(Items from a data source)
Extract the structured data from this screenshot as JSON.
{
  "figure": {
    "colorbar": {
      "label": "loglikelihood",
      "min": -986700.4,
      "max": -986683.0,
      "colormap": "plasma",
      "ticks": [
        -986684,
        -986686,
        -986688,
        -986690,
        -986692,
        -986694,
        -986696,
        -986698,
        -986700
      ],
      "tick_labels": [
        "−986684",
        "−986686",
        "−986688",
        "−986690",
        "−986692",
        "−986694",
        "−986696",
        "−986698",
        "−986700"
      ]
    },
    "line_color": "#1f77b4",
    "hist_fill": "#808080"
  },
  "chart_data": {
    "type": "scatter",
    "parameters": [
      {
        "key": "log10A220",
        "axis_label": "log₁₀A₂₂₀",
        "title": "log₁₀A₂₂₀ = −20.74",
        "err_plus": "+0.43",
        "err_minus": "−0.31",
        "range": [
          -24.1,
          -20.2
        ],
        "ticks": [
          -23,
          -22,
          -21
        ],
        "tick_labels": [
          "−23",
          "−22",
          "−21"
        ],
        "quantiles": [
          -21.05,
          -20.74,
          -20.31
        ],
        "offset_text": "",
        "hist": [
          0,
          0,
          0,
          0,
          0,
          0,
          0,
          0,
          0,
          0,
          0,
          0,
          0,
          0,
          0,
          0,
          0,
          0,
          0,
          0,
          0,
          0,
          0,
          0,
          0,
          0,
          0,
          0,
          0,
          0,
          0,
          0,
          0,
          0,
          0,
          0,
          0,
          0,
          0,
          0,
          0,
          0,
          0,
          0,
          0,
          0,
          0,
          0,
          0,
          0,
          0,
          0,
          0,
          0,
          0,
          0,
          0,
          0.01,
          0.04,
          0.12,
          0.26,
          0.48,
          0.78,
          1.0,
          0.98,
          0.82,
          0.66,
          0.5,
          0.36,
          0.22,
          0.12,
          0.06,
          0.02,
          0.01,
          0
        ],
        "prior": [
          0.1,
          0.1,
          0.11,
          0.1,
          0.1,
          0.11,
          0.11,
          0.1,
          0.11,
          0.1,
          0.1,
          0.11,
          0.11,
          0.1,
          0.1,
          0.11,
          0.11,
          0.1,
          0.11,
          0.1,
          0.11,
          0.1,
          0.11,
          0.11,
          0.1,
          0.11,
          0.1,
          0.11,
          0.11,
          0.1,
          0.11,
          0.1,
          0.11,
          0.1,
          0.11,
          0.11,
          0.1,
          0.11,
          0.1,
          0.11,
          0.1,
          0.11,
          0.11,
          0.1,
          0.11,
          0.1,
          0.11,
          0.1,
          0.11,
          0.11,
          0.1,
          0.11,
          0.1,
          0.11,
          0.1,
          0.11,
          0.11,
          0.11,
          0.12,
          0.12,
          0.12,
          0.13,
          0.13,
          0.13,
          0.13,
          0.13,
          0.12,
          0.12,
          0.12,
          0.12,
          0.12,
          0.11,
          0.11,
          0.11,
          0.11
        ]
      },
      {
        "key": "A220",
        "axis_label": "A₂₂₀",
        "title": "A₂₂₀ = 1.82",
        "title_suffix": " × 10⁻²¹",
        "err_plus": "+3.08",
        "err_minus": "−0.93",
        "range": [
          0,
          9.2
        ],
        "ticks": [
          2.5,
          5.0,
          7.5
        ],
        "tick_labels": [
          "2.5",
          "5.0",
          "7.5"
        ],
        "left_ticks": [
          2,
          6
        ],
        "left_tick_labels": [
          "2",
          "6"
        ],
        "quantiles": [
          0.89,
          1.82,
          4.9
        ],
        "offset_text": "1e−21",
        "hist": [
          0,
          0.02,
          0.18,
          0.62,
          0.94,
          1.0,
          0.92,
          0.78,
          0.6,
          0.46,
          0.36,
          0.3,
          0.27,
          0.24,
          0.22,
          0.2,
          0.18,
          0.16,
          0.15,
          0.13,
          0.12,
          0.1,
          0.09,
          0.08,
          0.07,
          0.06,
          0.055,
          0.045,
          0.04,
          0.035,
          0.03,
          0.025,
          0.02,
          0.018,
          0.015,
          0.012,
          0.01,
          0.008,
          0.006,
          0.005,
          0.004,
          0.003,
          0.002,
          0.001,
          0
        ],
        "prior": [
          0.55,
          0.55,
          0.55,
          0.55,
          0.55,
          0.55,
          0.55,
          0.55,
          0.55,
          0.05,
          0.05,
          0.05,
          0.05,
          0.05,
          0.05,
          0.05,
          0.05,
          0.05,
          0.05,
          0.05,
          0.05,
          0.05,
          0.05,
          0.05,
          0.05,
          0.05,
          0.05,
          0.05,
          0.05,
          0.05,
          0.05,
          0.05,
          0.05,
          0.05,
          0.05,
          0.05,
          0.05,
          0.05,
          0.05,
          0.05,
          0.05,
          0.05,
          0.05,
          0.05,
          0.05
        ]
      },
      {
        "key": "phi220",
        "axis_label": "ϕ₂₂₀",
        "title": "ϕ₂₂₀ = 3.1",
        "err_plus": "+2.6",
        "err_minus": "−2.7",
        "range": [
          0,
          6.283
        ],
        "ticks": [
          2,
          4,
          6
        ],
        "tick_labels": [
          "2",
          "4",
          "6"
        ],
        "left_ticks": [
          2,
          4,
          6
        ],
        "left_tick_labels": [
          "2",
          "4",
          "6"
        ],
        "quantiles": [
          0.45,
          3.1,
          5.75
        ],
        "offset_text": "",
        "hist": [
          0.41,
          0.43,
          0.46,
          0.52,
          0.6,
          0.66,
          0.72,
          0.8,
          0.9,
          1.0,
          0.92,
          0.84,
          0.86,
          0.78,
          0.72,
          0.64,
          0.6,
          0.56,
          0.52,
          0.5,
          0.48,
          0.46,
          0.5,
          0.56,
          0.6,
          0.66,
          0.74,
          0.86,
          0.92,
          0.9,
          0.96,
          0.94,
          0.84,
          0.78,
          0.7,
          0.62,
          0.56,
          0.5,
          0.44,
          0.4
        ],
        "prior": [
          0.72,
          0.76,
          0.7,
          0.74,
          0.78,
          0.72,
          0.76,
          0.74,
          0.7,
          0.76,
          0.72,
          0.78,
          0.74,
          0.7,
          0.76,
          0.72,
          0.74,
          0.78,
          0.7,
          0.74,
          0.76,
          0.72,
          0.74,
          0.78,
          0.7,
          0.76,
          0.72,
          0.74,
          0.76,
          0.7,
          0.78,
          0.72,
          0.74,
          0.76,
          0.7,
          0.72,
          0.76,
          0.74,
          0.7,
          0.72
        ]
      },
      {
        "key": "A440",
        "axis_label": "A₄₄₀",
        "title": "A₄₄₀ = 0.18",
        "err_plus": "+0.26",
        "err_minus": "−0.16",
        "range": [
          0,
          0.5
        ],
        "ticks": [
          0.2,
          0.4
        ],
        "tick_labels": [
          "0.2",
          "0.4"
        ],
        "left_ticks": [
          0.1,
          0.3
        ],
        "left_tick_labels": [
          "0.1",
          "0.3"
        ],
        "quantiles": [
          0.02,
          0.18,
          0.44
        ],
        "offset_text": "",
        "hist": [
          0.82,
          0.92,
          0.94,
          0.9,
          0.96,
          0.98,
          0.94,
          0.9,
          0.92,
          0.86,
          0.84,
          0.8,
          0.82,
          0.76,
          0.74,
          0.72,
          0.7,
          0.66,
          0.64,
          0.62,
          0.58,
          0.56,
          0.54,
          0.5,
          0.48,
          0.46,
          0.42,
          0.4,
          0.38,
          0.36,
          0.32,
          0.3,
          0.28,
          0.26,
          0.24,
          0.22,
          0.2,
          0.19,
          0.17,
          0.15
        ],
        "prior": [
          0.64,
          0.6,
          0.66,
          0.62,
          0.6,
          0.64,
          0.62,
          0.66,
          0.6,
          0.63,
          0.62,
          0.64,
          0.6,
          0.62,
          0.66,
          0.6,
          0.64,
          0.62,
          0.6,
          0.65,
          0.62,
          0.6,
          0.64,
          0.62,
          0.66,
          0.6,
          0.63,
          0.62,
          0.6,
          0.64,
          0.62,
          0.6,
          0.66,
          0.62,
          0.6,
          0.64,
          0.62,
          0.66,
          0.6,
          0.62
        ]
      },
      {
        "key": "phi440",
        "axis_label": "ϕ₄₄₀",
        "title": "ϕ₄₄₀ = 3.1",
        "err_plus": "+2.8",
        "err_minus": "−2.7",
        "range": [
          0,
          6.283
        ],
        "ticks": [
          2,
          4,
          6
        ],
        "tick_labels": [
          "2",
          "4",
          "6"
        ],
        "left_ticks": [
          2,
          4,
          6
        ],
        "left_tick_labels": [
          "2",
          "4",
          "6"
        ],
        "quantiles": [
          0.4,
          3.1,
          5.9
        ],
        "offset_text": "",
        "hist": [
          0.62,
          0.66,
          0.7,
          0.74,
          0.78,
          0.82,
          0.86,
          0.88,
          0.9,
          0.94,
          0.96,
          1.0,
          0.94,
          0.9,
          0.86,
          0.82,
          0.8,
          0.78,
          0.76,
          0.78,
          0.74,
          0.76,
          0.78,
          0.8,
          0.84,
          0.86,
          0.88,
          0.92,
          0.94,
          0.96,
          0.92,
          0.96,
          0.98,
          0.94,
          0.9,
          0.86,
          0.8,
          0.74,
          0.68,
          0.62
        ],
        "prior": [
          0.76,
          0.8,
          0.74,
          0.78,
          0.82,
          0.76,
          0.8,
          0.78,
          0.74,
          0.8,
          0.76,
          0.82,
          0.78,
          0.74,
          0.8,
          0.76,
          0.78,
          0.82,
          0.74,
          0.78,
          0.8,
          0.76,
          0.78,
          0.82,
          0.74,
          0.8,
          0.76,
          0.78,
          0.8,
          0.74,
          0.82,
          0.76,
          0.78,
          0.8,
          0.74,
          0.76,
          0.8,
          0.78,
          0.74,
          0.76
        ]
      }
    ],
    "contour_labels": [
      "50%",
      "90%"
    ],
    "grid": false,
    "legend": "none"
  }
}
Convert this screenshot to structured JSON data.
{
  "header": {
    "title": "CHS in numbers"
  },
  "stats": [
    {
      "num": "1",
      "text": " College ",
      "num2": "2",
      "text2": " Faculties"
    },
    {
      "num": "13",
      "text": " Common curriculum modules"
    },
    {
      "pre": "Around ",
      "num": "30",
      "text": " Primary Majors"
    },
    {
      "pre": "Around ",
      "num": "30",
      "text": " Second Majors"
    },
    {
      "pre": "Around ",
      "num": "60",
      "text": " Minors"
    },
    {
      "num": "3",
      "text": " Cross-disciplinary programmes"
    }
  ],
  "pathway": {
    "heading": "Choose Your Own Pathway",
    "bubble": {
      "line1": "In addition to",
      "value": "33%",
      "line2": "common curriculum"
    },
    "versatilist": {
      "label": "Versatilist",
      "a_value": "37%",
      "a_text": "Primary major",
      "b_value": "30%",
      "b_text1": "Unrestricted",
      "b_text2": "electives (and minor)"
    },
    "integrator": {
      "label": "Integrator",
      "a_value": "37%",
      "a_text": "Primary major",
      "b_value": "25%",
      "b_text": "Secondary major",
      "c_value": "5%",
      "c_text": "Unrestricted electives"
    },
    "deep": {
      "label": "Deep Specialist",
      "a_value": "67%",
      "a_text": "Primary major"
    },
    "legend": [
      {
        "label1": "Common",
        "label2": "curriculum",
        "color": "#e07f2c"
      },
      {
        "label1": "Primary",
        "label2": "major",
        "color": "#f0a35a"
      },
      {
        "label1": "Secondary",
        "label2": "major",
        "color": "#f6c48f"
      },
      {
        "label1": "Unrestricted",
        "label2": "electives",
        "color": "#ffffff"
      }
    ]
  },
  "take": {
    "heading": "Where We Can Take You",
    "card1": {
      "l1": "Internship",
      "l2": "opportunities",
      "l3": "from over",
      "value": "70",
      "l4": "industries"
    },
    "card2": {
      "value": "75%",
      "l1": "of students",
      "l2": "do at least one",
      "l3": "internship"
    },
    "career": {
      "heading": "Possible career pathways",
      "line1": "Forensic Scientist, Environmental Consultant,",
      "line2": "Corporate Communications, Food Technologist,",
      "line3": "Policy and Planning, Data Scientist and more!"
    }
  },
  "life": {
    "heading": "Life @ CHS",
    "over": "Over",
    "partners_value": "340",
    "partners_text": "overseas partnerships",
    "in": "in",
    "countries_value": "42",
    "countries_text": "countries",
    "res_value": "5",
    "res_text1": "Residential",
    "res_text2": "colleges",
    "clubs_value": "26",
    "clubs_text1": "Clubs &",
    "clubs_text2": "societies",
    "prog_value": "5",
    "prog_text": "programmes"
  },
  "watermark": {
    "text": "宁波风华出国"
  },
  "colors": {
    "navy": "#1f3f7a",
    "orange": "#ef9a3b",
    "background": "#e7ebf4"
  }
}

## Task to complete
Wherever the word "screenshot" occurs in a line of the listing, copy that line.

## Result of this exercise
Extract the structured data from this screenshot as JSON.
Convert this screenshot to structured JSON data.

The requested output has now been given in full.